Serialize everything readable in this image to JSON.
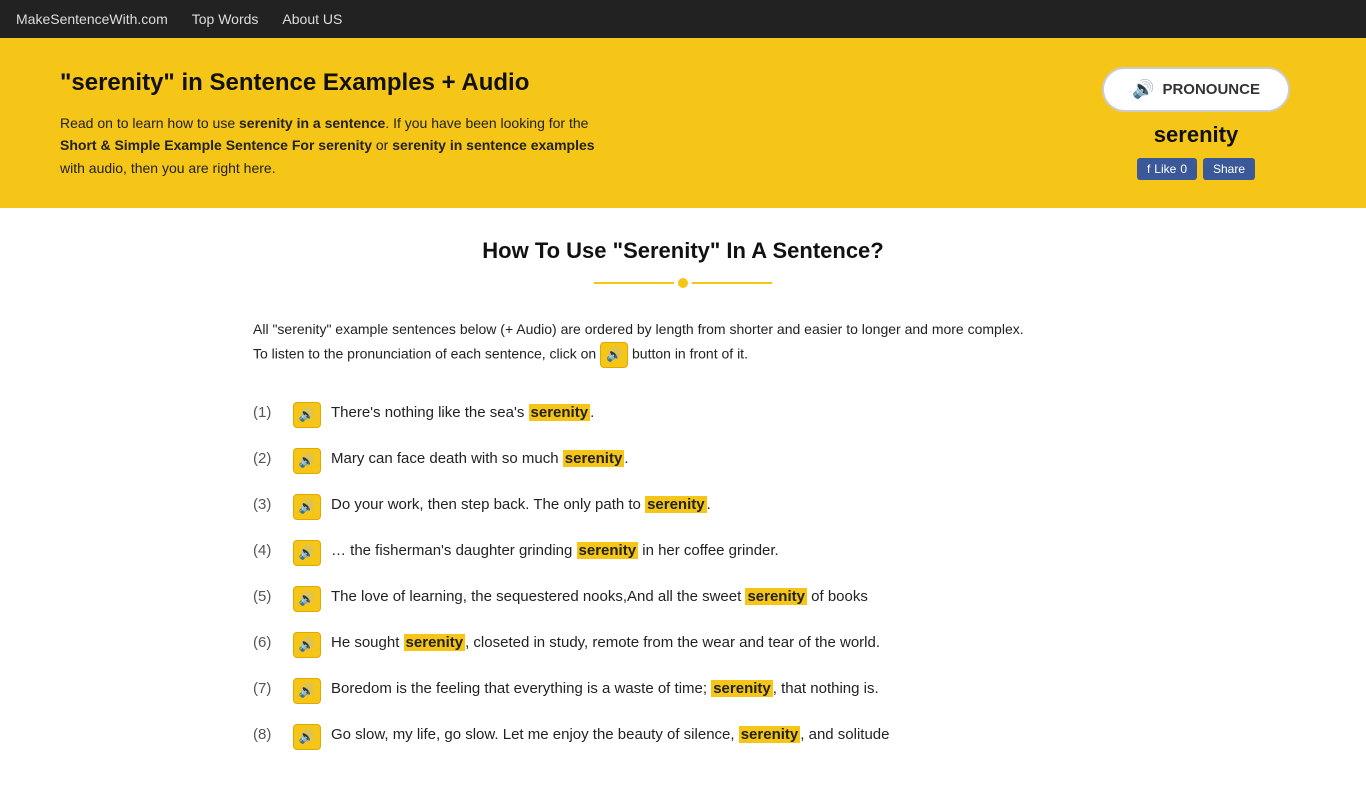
{
  "nav": {
    "site_name": "MakeSentenceWith.com",
    "links": [
      {
        "label": "Top Words",
        "href": "#"
      },
      {
        "label": "About US",
        "href": "#"
      }
    ]
  },
  "hero": {
    "title": "\"serenity\" in Sentence Examples + Audio",
    "description_parts": [
      {
        "text": "Read on to learn how to use ",
        "type": "plain"
      },
      {
        "text": "serenity in a sentence",
        "type": "bold"
      },
      {
        "text": ". If you have been looking for the ",
        "type": "plain"
      },
      {
        "text": "Short & Simple Example Sentence For serenity",
        "type": "bold"
      },
      {
        "text": " or ",
        "type": "plain"
      },
      {
        "text": "serenity in sentence examples",
        "type": "bold-link"
      },
      {
        "text": " with audio, then you are right here.",
        "type": "plain"
      }
    ],
    "pronounce_label": "PRONOUNCE",
    "word": "serenity",
    "fb_like": "fb Like 0",
    "fb_share": "Share"
  },
  "content": {
    "section_title": "How To Use \"Serenity\" In A Sentence?",
    "intro": "All \"serenity\" example sentences below (+ Audio) are ordered by length from shorter and easier to longer and more complex. To listen to the pronunciation of each sentence, click on",
    "intro_suffix": "button in front of it.",
    "sentences": [
      {
        "num": 1,
        "text_before": "There's nothing like the sea's ",
        "highlight": "serenity",
        "text_after": "."
      },
      {
        "num": 2,
        "text_before": "Mary can face death with so much ",
        "highlight": "serenity",
        "text_after": "."
      },
      {
        "num": 3,
        "text_before": "Do your work, then step back. The only path to ",
        "highlight": "serenity",
        "text_after": "."
      },
      {
        "num": 4,
        "text_before": "… the fisherman's daughter grinding ",
        "highlight": "serenity",
        "text_after": " in her coffee grinder."
      },
      {
        "num": 5,
        "text_before": "The love of learning, the sequestered nooks,And all the sweet ",
        "highlight": "serenity",
        "text_after": " of books"
      },
      {
        "num": 6,
        "text_before": "He sought ",
        "highlight": "serenity",
        "text_after": ", closeted in study, remote from the wear and tear of the world."
      },
      {
        "num": 7,
        "text_before": "Boredom is the feeling that everything is a waste of time; ",
        "highlight": "serenity",
        "text_after": ", that nothing is."
      },
      {
        "num": 8,
        "text_before": "Go slow, my life, go slow. Let me enjoy the beauty of silence, ",
        "highlight": "serenity",
        "text_after": ", and solitude"
      }
    ]
  }
}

┄┄┄┄┄┄

*Problem*. Collect every line from the records above that contains the word "nothing".

*The result*.
        "text_before": "There's nothing like the sea's ",
        "text_after": ", that nothing is."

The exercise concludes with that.